### Instructions for the task
Search the material and gather each line with "change" in it.
▽
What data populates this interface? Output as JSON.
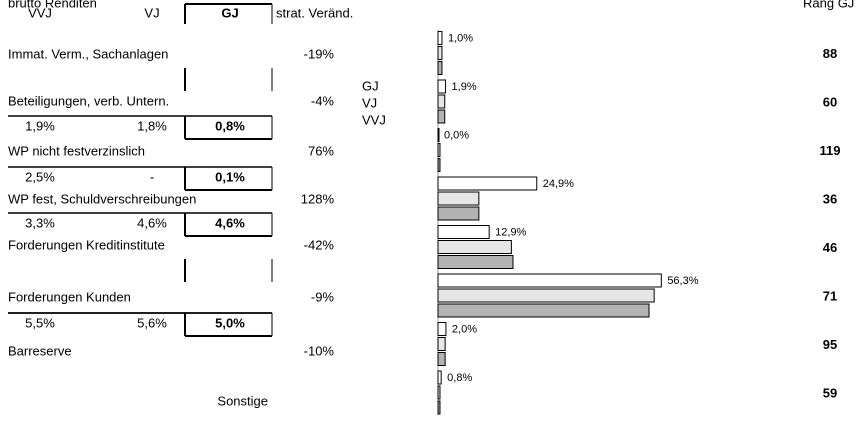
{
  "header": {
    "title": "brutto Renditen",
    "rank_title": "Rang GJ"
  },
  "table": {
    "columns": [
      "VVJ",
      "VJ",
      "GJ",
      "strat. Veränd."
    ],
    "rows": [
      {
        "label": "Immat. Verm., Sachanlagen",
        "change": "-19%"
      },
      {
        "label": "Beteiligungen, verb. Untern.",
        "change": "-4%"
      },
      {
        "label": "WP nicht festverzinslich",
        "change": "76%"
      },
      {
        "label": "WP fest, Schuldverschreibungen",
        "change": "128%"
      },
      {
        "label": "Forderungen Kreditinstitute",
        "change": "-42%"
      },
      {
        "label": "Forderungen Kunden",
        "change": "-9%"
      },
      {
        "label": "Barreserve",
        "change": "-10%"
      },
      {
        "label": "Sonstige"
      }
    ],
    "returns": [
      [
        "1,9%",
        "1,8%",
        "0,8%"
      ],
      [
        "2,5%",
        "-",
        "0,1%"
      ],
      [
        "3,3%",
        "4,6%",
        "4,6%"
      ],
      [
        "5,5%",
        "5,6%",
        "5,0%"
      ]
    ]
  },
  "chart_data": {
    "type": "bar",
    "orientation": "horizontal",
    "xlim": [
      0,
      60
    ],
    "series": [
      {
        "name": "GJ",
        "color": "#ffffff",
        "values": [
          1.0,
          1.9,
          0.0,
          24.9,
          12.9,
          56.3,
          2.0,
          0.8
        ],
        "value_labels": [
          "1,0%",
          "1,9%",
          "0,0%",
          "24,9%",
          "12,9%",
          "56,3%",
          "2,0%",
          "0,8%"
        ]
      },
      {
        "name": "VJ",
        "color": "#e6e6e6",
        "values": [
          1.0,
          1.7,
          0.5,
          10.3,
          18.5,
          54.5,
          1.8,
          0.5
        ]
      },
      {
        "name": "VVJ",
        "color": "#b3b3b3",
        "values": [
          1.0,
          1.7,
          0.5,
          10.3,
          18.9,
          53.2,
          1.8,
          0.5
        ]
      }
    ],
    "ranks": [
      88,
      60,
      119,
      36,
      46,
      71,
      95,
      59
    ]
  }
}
△
▽
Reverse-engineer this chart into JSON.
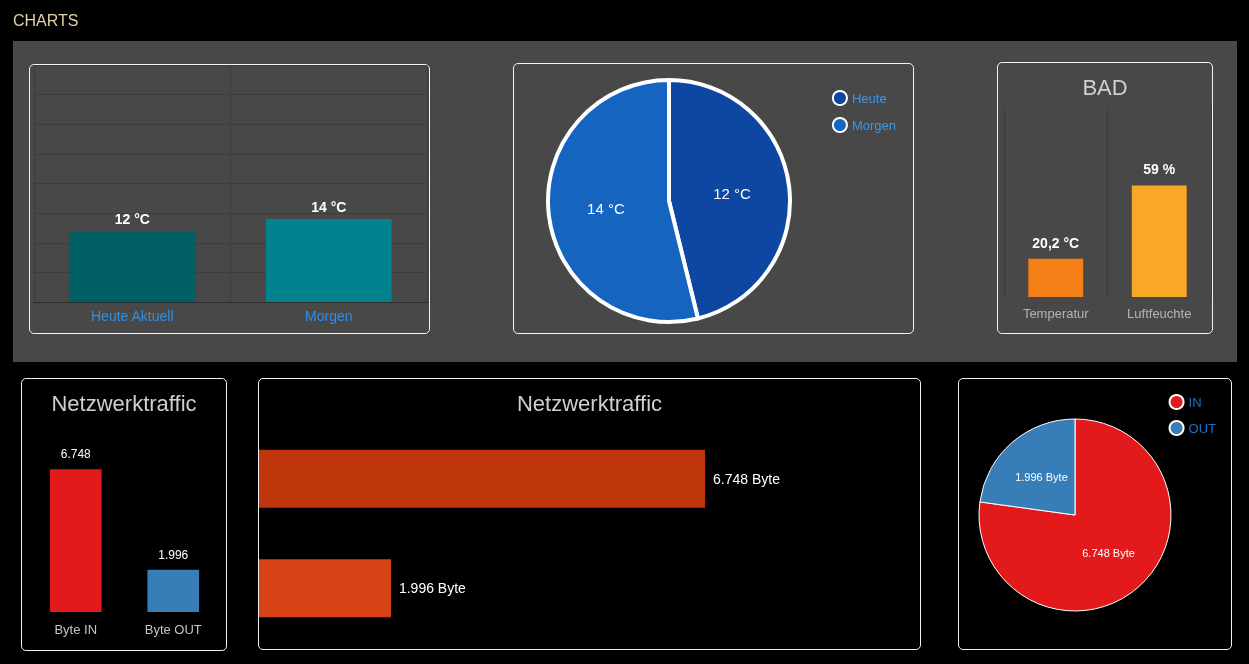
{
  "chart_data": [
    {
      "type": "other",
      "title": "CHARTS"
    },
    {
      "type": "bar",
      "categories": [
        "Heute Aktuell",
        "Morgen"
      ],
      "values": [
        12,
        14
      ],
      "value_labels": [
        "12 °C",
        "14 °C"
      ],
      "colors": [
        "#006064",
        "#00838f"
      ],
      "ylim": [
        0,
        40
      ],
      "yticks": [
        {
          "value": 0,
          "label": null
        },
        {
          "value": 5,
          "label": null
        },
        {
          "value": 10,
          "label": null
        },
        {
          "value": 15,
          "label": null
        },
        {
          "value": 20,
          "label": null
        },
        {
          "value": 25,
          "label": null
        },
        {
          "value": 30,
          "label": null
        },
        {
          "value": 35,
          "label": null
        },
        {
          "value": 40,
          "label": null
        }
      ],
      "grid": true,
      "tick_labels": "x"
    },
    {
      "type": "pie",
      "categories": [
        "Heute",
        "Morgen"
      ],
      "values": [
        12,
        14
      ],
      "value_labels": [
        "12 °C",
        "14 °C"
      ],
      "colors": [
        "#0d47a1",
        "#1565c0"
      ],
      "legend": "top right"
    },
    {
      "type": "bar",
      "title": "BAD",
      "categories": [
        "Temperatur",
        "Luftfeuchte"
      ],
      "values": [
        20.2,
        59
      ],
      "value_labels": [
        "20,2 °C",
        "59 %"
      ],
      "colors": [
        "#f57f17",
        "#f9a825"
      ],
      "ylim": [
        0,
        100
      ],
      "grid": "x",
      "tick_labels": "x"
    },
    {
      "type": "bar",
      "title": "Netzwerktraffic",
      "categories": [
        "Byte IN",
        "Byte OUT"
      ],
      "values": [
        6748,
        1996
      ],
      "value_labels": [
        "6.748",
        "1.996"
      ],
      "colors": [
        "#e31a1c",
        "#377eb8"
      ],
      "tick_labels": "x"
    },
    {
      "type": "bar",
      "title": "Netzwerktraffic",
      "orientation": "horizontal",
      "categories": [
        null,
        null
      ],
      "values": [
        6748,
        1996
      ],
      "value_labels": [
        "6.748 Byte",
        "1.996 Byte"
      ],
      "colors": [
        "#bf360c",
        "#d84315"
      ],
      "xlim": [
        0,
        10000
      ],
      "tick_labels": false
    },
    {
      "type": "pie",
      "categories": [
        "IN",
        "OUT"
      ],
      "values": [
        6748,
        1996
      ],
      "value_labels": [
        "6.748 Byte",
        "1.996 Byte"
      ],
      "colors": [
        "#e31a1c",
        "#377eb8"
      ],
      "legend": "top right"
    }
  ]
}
△
### Full response
        "change": "-19%"
        "change": "-4%"
        "change": "76%"
        "change": "128%"
        "change": "-42%"
        "change": "-9%"
        "change": "-10%"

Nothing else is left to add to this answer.